*RECORD SET*
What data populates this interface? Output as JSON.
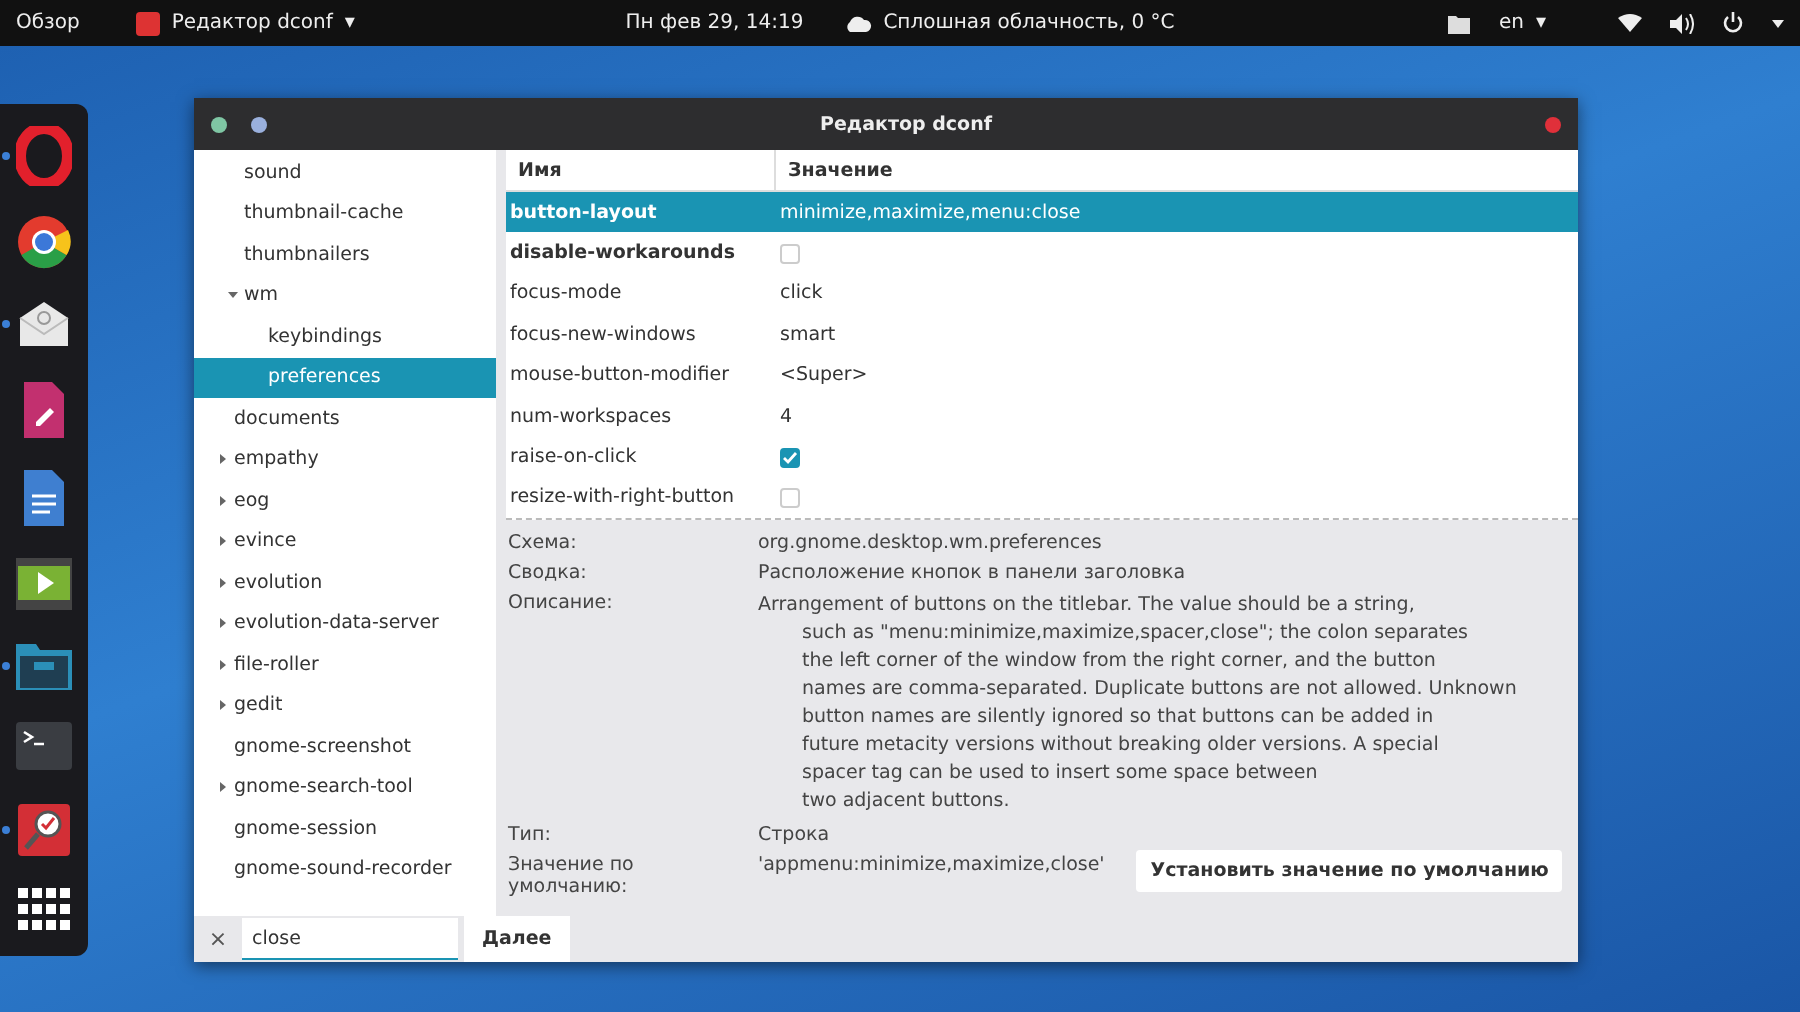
{
  "top_bar": {
    "activities": "Обзор",
    "app_menu": "Редактор dconf",
    "app_menu_arrow": "▾",
    "clock": "Пн фев 29, 14:19",
    "weather": "Сплошная облачность, 0 °C",
    "language": "en",
    "language_arrow": "▾"
  },
  "dock": {
    "apps": [
      {
        "kind": "opera",
        "running": true
      },
      {
        "kind": "chrome",
        "running": false
      },
      {
        "kind": "mail",
        "running": true
      },
      {
        "kind": "draw",
        "running": false
      },
      {
        "kind": "writer",
        "running": false
      },
      {
        "kind": "video",
        "running": false
      },
      {
        "kind": "files",
        "running": true
      },
      {
        "kind": "terminal",
        "running": false
      },
      {
        "kind": "search",
        "running": true
      },
      {
        "kind": "grid",
        "running": false
      }
    ]
  },
  "window": {
    "title": "Редактор dconf",
    "tree": {
      "partial_branch": [
        {
          "label": "sound",
          "expandable": false,
          "selected": false
        },
        {
          "label": "thumbnail-cache",
          "expandable": false,
          "selected": false
        },
        {
          "label": "thumbnailers",
          "expandable": false,
          "selected": false
        },
        {
          "label": "wm",
          "expandable": true,
          "expanded": true,
          "selected": false,
          "children": [
            {
              "label": "keybindings",
              "expandable": false,
              "selected": false
            },
            {
              "label": "preferences",
              "expandable": false,
              "selected": true
            }
          ]
        }
      ],
      "items": [
        {
          "label": "documents",
          "expandable": false,
          "selected": false
        },
        {
          "label": "empathy",
          "expandable": true,
          "expanded": false,
          "selected": false
        },
        {
          "label": "eog",
          "expandable": true,
          "expanded": false,
          "selected": false
        },
        {
          "label": "evince",
          "expandable": true,
          "expanded": false,
          "selected": false
        },
        {
          "label": "evolution",
          "expandable": true,
          "expanded": false,
          "selected": false
        },
        {
          "label": "evolution-data-server",
          "expandable": true,
          "expanded": false,
          "selected": false
        },
        {
          "label": "file-roller",
          "expandable": true,
          "expanded": false,
          "selected": false
        },
        {
          "label": "gedit",
          "expandable": true,
          "expanded": false,
          "selected": false
        },
        {
          "label": "gnome-screenshot",
          "expandable": false,
          "selected": false
        },
        {
          "label": "gnome-search-tool",
          "expandable": true,
          "expanded": false,
          "selected": false
        },
        {
          "label": "gnome-session",
          "expandable": false,
          "selected": false
        },
        {
          "label": "gnome-sound-recorder",
          "expandable": false,
          "selected": false
        }
      ]
    },
    "table": {
      "columns": [
        "Имя",
        "Значение"
      ],
      "rows": [
        {
          "name": "button-layout",
          "kind": "text",
          "value": "minimize,maximize,menu:close",
          "modified": true,
          "selected": true
        },
        {
          "name": "disable-workarounds",
          "kind": "checkbox",
          "checked": false,
          "modified": true,
          "selected": false
        },
        {
          "name": "focus-mode",
          "kind": "text",
          "value": "click",
          "modified": false,
          "selected": false
        },
        {
          "name": "focus-new-windows",
          "kind": "text",
          "value": "smart",
          "modified": false,
          "selected": false
        },
        {
          "name": "mouse-button-modifier",
          "kind": "text",
          "value": "<Super>",
          "modified": false,
          "selected": false
        },
        {
          "name": "num-workspaces",
          "kind": "text",
          "value": "4",
          "modified": false,
          "selected": false
        },
        {
          "name": "raise-on-click",
          "kind": "checkbox",
          "checked": true,
          "modified": false,
          "selected": false
        },
        {
          "name": "resize-with-right-button",
          "kind": "checkbox",
          "checked": false,
          "modified": false,
          "selected": false
        }
      ]
    },
    "details": {
      "schema_label": "Схема:",
      "schema": "org.gnome.desktop.wm.preferences",
      "summary_label": "Сводка:",
      "summary": "Расположение кнопок в панели заголовка",
      "description_label": "Описание:",
      "description_lines": [
        "Arrangement of buttons on the titlebar. The value should be a string,",
        "such as  \"menu:minimize,maximize,spacer,close\"; the colon separates",
        "the  left corner of the window from the right corner, and  the button",
        "names are comma-separated. Duplicate buttons are not allowed. Unknown",
        "button names are silently ignored so that buttons can be added in",
        "future metacity versions  without breaking older versions. A special",
        "spacer tag can be used to insert some space between",
        "two adjacent buttons."
      ],
      "type_label": "Тип:",
      "type": "Строка",
      "default_label": "Значение по умолчанию:",
      "default": "'appmenu:minimize,maximize,close'",
      "reset_button": "Установить значение по умолчанию"
    },
    "search_bar": {
      "close": "×",
      "value": "close",
      "next_button": "Далее"
    }
  }
}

*DIRECTIONS FOR THIS TASK*
Search the records above for "Редактор". Copy each line where it is found.

*EXERCISE OUTPUT*
    "app_menu": "Редактор dconf",
    "title": "Редактор dconf",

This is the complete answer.